Instruction = Compile every line that includes the word "Сапожковский".

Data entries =
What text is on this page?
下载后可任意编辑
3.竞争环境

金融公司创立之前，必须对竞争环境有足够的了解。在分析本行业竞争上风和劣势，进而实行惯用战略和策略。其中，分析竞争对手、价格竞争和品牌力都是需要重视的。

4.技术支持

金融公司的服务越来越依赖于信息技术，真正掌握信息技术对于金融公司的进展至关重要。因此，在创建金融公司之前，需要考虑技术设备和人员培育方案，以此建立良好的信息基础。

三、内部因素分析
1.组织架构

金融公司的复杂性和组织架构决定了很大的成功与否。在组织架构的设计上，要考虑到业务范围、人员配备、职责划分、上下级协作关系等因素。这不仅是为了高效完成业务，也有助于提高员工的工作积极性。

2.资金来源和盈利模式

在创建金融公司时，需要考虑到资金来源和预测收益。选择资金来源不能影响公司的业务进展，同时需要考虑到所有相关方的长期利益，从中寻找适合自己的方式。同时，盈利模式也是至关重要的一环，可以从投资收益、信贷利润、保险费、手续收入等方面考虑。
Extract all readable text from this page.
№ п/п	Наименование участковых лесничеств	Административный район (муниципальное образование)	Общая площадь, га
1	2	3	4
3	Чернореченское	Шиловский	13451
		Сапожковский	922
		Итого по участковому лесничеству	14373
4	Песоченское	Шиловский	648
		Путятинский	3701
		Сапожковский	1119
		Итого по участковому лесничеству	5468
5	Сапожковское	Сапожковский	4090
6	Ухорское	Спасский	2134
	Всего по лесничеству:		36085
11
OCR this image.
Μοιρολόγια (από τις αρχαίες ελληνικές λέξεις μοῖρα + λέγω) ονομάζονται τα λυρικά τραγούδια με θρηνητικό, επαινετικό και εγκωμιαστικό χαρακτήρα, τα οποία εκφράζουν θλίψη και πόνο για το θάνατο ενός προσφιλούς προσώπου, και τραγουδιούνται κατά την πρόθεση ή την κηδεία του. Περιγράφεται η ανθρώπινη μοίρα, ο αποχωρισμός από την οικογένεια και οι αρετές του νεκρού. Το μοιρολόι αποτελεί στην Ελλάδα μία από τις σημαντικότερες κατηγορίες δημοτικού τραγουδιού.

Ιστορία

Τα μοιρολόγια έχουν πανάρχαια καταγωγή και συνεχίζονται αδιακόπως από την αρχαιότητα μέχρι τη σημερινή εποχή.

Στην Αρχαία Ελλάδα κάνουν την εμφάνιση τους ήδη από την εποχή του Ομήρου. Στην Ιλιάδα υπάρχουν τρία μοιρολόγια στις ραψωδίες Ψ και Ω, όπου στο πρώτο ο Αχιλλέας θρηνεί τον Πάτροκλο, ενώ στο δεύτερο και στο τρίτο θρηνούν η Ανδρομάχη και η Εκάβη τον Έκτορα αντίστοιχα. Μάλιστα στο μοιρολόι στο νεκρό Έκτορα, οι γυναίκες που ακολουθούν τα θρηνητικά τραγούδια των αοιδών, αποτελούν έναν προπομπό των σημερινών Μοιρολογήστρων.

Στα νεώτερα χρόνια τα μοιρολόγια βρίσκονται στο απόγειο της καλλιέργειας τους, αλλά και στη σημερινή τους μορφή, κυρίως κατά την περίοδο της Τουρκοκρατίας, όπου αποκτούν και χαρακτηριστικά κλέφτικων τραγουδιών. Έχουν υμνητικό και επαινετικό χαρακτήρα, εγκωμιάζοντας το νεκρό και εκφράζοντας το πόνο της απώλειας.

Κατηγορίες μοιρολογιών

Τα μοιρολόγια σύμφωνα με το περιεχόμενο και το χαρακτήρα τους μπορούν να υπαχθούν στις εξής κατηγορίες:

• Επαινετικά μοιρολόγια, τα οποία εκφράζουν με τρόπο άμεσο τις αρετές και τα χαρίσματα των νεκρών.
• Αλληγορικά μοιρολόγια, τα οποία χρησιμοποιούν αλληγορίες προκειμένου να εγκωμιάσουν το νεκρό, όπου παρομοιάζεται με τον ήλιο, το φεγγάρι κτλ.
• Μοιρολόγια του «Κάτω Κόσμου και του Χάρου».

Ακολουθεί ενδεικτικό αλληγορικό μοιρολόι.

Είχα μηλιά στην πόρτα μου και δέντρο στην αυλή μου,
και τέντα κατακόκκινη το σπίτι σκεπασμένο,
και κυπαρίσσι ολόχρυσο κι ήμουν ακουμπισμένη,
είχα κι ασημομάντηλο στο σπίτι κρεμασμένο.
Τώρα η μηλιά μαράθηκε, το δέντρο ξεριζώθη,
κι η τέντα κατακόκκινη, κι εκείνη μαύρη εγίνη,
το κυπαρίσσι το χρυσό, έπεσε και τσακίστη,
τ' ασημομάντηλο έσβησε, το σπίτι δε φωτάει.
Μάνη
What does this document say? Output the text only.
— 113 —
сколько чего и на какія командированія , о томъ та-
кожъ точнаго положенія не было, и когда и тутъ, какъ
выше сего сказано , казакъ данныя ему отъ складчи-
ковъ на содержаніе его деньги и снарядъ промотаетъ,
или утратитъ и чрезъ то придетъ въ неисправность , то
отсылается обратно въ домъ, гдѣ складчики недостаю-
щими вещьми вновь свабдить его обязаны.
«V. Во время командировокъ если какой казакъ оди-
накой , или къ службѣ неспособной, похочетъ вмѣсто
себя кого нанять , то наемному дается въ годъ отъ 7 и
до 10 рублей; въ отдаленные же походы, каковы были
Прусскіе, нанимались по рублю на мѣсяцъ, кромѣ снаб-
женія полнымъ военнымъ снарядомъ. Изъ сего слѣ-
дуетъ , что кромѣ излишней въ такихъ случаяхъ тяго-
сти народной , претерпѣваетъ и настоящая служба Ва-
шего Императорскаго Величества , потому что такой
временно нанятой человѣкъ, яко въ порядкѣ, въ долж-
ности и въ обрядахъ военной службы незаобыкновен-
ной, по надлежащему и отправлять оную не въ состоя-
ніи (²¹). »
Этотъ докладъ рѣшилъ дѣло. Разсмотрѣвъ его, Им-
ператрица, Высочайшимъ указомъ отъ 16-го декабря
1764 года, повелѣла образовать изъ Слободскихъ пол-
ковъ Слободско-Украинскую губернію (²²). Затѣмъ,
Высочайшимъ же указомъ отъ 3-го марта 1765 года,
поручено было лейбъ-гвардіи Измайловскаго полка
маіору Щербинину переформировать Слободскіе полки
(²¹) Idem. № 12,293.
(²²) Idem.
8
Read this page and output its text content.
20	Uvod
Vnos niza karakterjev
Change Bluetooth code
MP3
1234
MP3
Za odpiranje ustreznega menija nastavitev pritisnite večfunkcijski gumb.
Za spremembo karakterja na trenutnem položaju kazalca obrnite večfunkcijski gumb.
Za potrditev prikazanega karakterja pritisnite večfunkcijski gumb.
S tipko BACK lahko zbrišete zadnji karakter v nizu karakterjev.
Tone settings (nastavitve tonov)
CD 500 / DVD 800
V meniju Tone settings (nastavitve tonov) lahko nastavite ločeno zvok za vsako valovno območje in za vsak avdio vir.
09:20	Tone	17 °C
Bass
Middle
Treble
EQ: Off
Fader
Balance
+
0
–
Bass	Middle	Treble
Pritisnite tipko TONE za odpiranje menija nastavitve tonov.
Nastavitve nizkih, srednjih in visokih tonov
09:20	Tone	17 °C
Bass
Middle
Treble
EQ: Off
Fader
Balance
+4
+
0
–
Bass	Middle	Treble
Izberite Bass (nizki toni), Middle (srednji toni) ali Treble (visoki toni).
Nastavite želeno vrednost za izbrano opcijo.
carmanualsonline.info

Finished answer =
		Сапожковский	922
		Сапожковский	1119
5	Сапожковское	Сапожковский	4090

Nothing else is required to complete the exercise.